* [EXERCICES À TRAITER]:
1/ Reproduisez sans rien changer le passage de l'extrait sur la plainte syndicale devant le BIT qui commence par « Vous avez par » et se poursuit jusqu'à « du Burkina Faso. ».
2/ Poursuivez l'extrait sur la plainte syndicale devant le BIT à partir de sa dernière phrase.

* [EXTRAIT DU TEXTE]:
----------------------------------------
Vous avez par ailleurs déposé en mai dernier une plainte, pour violation de droit de grève, contre le gouvernement devant le Bureau international du travail.

Il faut savoir que la procédure au niveau du BIT est très longue. Le problème, en fait, est lié à l’adoption du code de travail. Nous avons dit pendant la grève des 23 et 24 mai que le gouvernement et les employeurs se sont vraiment ligués pour menacer le mouvement syndical, les ouvriers, les travailleurs de sanctions ouvertes. Cela va complètement à l’encontre de la convention 87 de l’OIT ratifiée par le gouvernement du Burkina Faso.

C’est-à-dire que si les revendications sont reconnues, les organisations syndicales ont le droit de s’organiser et d’appuyer ces revendications, y compris par la grève. Et le gouvernement ne doit pas prendre des mesures entravant le libre exercice du droit de grève. Nous avons, dans le cadre des grèves des 23 et 24 mai, produit des coupures de presse relatives aux développements que les membres du gouvernement ont faits. Comme on n’a pas la même interprétation de la convention 87 de l’OIT que le gouvernement, par rapport à la liberté syndicale, nous, nous avons sollicité l’arbitrage du BIT. La procédure consistait pour nous à faire enregistrer notre demande au niveau de cette instance et à recevoir d’elle un accusé de réception, ce qui a été fait.
----------------------------------------
* [DONNÉES AFFICHÉES]:
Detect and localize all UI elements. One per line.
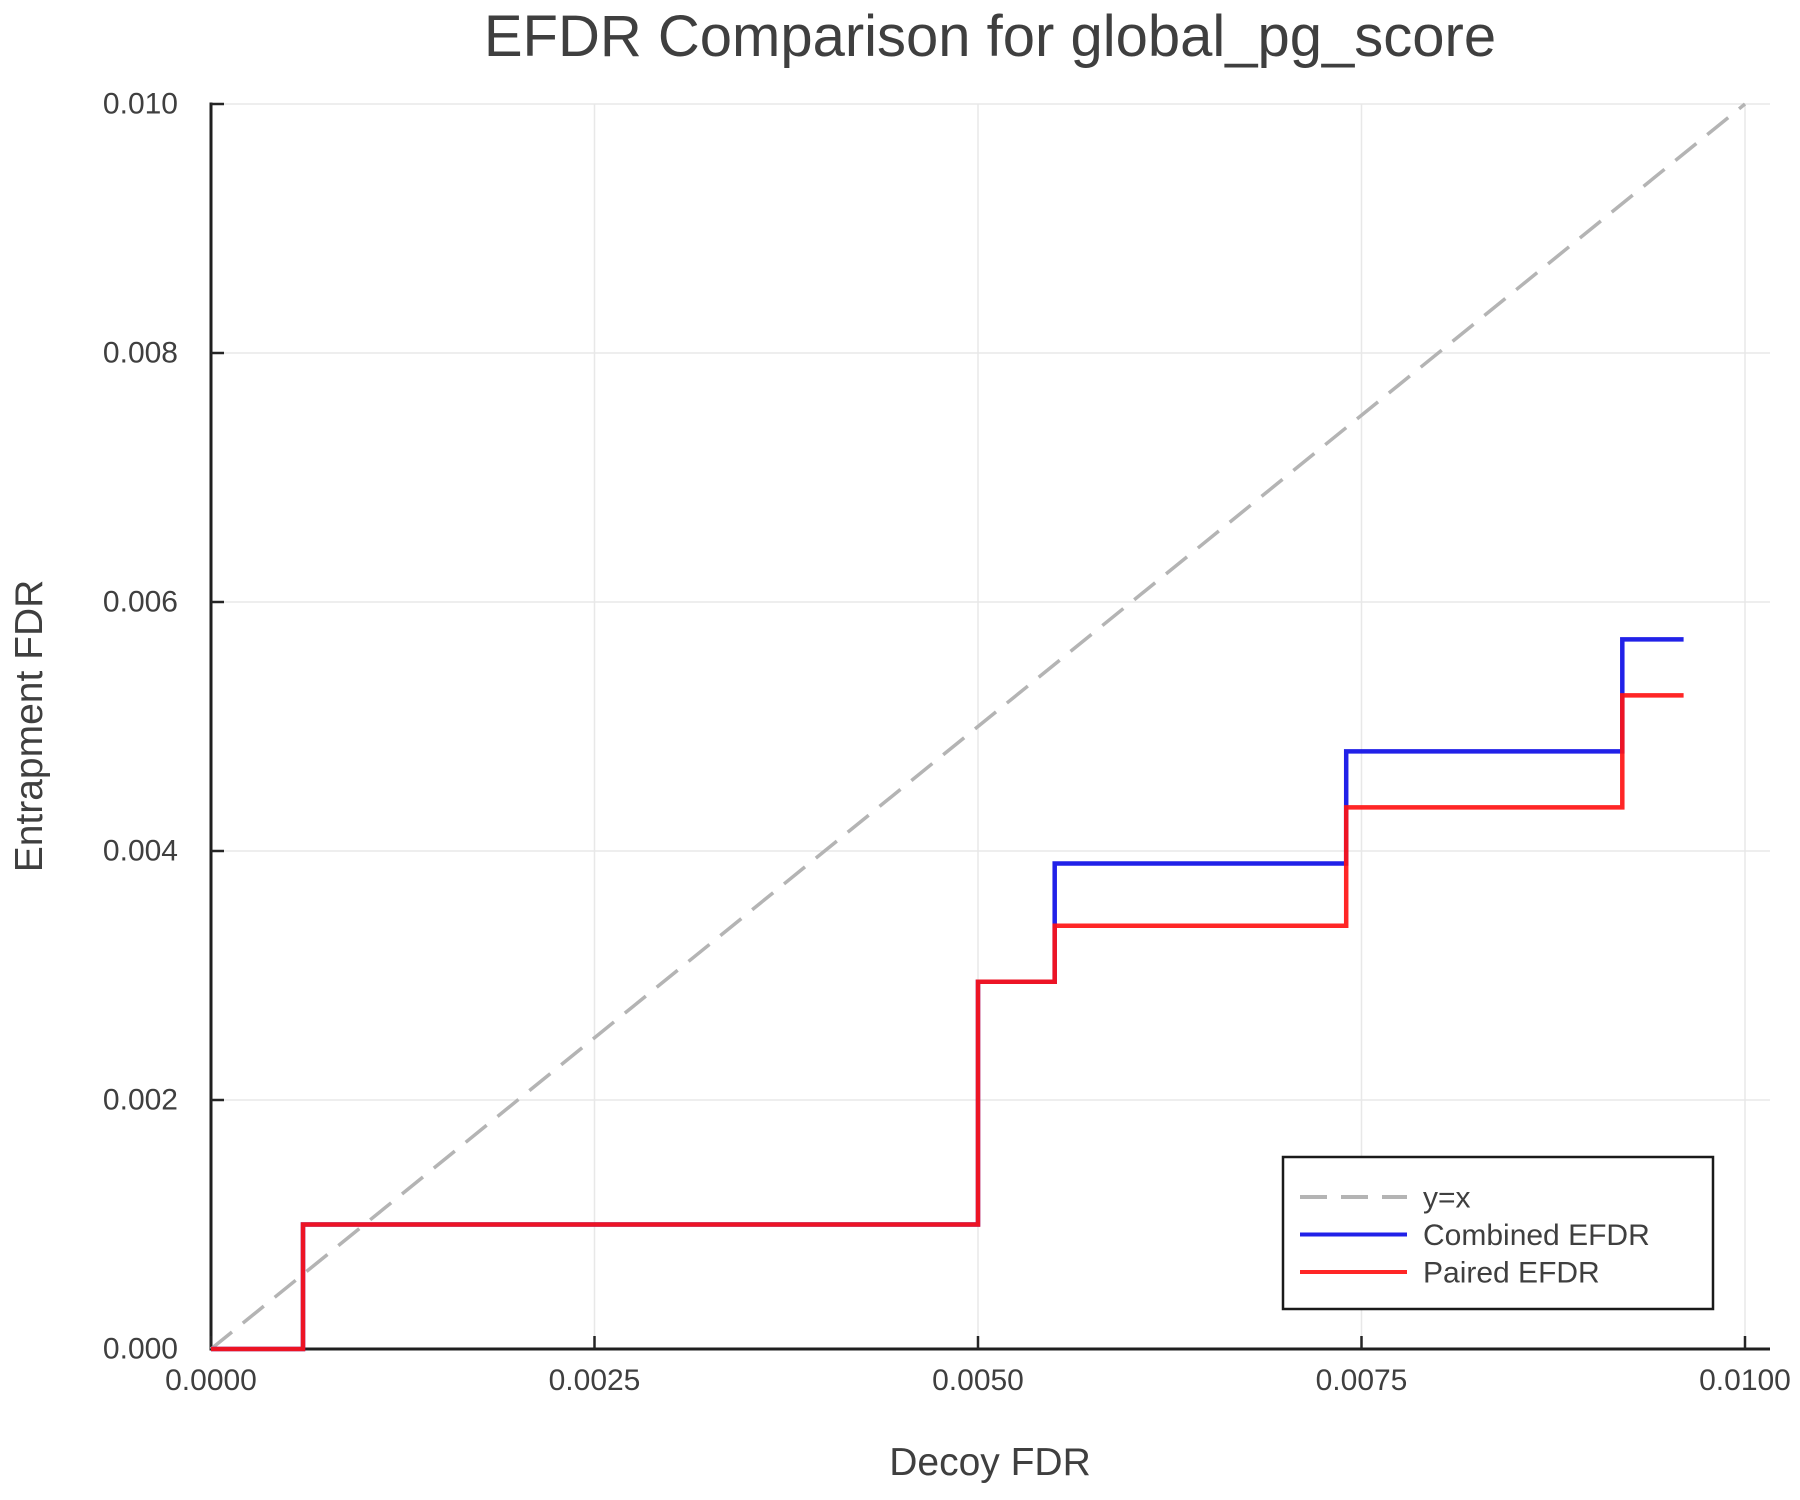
----------------------------------------
* [RÉPONSES ATTENDUES]:
1/
Vous avez par ailleurs déposé en mai dernier une plainte, pour violation de droit de grève, contre le gouvernement devant le Bureau international du travail.

Il faut savoir que la procédure au niveau du BIT est très longue. Le problème, en fait, est lié à l’adoption du code de travail. Nous avons dit pendant la grève des 23 et 24 mai que le gouvernement et les employeurs se sont vraiment ligués pour menacer le mouvement syndical, les ouvriers, les travailleurs de sanctions ouvertes. Cela va complètement à l’encontre de la convention 87 de l’OIT ratifiée par le gouvernement du Burkina Faso.

2/
Ensuite, le BIT communique nos prétentions au gouvernement qui peut faire des observations. Enfin, il revient au BIT d’examiner la plainte. Mais c’est une procédure qui peut aussi amener le BIT à demander aux parties, c’est-à-dire au gouvernement et aux syndicats, de résoudre, si possible, leur différend à l’amiable au niveau national. Si ce n’est pas possible, le BIT s’en charge.

La plupart du temps, les acteurs de la société civile réclament l’alternance à la tête des Etats. En tant que membre de cette entité, cela ne vous dérange pas d’être resté aussi longtemps au poste de secrétaire général de votre organisation ?

C’est vrai que cela fait pratiquement 25 ans que je suis à la tête des organisations syndicales. Et ce n’est pas peu. Cela constitue, pour moi, une somme d’expériences, mais traduit aussi ma constante détermination dans la lutte pour l’amélioration des conditions de vie des travailleurs.

Ceci étant, peut - on comparer l’alternance au niveau des Etats et ce qui se passe dans les syndicats ? Un syndicat n’est pas un Etat. Le syndicat est une organisation de masse qui défend une portion des revendications sociales qu’il soumet au gouvernement. Par contre, l’Etat est géré par des structures dotées d’une vision politique nationale concernant tous les secteurs d’activités du pays. Le syndicat n’est donc qu’une organisation de masse au sein de cette entité globale qu’est l’Etat. De ce point de vue, l’on ne peut raisonnablement comparer un dirigeant de syndicat à un chef d’Etat.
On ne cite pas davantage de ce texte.